**Instrucción de trabajo 1**: Según el texto sobre el Rastro, ¿quién es la reina del Rastro?
**Instrucción de trabajo 2**: Explique, a partir del texto sobre el Rastro, por qué Summers quiere encontrar a la pareja de la correspondencia amorosa en postales.

**Texto proporcionado**:
════════════════════

Renacimiento del Rastro

El Rastro, que pasó unos años de penuria, de olvido de su mercado, de olvidanza, ha vuelto a revitalizarse últimamente por una vía lamentable. El Rastro es hoy la esclusa por donde desagua gran parte de la riqueza artística de las iglesias españolas.

Al Rastro se sigue yendo los domingos por la mañana, si hace sol. Allí están los matrimonios que hacen gala de un «gusto raro» para poner su casa, y sobre todo, los turistas, que han sido los grandes descubridores del Rastro, la invasión de los bárbaros rubios en aquel viejo mundo decadente de columnatas y angelotes rococó. También va Orson Welles, cuando está en Madrid, con su joven esposa, y es posible ver a distancia el gran cigarro puro de él y el pelo rubio de ella. El vientre enorme del cineasta, va abriendo paso entre la gente. Summers quiere hacer una película del Rastro, siguiendo la historia de una colección de tarjetas postales que compró una vez en el Rastro. Se trata de una correspondencia amorosa en postales, que termina con la boda de la desconocida pareja. Summers quiere encontrar a ese matrimonio —hoy serán ancianos— para terminar con ellos su película.

Otro realizador de cine tiene el propósito de filmar el Rastro para ponerle luego como banda sonora unos textos políticos que, por contraste, adquieren un sentido «contestatario». Pasaron los tiempos esteticistas en que el Rastro inspiraba a Ramón Gómez de la Serna su preciosa guía. Los nuevos estetas se avergüenzan de ser sólo eso y le buscan contenido social a su descubrimiento del Rastro, mercado de botas viejas y novelas verdes, de espejos negros y candelabros impares. La reina del Rastro es la tonadillera Conchita Piquer, que abre en el corazón del barrio chamarilero sus galerías y la tienda de antigüedades, cara y señorial. Lo intermedio es la cochambre, la oportunidad, el sillón de la abuela y el hongo del bisabuelo, que fue senador.

════════════════════

(Entradas de datos extraídas)

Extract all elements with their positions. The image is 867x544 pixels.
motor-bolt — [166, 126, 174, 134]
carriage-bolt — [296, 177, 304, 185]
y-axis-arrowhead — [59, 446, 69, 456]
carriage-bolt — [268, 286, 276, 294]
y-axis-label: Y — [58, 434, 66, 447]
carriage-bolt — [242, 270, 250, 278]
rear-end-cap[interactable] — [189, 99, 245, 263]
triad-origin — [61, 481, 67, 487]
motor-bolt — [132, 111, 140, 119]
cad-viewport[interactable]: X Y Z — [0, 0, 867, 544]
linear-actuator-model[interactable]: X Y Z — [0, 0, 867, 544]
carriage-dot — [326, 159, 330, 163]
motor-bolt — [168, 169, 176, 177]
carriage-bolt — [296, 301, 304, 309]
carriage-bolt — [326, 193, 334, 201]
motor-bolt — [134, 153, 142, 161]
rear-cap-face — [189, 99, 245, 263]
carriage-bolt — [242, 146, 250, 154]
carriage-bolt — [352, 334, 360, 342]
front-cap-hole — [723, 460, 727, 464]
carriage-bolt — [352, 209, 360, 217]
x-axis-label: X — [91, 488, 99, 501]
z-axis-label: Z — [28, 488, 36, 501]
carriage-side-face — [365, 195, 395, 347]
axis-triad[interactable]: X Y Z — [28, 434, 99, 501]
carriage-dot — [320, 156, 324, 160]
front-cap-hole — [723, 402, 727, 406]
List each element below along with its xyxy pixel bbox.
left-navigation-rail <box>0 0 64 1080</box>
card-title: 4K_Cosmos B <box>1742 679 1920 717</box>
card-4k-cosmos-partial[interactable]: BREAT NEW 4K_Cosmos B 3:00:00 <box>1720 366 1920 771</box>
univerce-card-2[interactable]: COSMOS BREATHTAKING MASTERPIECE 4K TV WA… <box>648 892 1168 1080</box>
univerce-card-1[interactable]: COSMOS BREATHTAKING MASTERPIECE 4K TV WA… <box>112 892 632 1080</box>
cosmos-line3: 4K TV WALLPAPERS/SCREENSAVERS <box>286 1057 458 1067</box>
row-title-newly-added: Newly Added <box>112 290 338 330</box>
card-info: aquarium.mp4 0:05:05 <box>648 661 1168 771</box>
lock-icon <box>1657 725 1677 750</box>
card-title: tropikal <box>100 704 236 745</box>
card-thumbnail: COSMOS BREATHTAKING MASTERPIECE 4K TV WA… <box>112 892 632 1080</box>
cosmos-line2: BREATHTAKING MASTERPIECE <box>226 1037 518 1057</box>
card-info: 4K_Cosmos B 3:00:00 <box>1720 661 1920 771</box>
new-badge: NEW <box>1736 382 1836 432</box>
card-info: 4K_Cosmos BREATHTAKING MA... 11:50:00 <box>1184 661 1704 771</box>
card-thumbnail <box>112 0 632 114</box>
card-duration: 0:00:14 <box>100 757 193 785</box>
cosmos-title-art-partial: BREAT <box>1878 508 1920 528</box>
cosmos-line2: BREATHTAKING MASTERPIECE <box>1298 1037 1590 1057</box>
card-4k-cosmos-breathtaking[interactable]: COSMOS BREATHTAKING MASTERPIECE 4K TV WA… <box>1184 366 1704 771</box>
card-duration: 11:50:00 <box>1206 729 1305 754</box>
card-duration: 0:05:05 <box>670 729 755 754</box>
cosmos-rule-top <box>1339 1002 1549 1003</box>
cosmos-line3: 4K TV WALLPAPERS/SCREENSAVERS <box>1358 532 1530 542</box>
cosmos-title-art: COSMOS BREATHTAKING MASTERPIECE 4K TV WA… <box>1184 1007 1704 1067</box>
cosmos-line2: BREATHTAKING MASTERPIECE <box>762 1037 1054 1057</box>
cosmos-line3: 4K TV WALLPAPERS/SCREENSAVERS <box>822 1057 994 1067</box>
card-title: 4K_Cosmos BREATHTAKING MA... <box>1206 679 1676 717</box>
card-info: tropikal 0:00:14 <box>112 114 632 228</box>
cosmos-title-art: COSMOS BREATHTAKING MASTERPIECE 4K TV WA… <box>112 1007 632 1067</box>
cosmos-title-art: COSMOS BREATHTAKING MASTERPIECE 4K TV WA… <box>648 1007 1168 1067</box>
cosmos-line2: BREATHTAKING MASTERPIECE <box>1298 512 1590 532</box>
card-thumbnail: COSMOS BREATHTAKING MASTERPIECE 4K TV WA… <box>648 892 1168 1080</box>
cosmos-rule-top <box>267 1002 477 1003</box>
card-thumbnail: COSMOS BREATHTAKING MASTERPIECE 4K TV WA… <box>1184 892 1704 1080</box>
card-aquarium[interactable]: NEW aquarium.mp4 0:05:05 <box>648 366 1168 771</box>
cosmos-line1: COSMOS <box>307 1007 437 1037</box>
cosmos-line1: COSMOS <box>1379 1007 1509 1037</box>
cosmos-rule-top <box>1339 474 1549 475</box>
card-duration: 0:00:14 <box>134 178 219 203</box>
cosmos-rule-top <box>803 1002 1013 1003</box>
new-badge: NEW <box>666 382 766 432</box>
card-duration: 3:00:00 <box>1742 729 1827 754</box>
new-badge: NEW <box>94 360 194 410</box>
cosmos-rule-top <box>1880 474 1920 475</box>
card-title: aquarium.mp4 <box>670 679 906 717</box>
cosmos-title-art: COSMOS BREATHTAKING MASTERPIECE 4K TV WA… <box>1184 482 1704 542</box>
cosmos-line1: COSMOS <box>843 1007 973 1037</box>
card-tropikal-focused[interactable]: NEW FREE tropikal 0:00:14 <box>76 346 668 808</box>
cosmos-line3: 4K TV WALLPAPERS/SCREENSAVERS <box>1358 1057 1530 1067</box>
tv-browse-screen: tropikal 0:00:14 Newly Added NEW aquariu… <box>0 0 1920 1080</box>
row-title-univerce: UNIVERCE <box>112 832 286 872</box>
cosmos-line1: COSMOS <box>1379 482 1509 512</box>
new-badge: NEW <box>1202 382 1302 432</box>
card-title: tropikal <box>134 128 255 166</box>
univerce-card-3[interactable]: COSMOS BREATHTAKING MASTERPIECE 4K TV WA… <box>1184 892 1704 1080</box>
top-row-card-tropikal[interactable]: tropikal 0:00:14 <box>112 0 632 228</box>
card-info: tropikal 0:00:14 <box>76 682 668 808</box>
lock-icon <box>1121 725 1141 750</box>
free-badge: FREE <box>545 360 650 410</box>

════════════════════

**Respuesta final 1**: La tonadillera Conchita Piquer.

**Respuesta final 2**: Summers quiere hacer una película del Rastro que siga la historia de una colección de tarjetas postales que compró allí. Las postales forman una correspondencia amorosa que termina con la boda de una pareja desconocida. Quiere encontrar a ese matrimonio, que hoy serán ancianos, para terminar con ellos su película.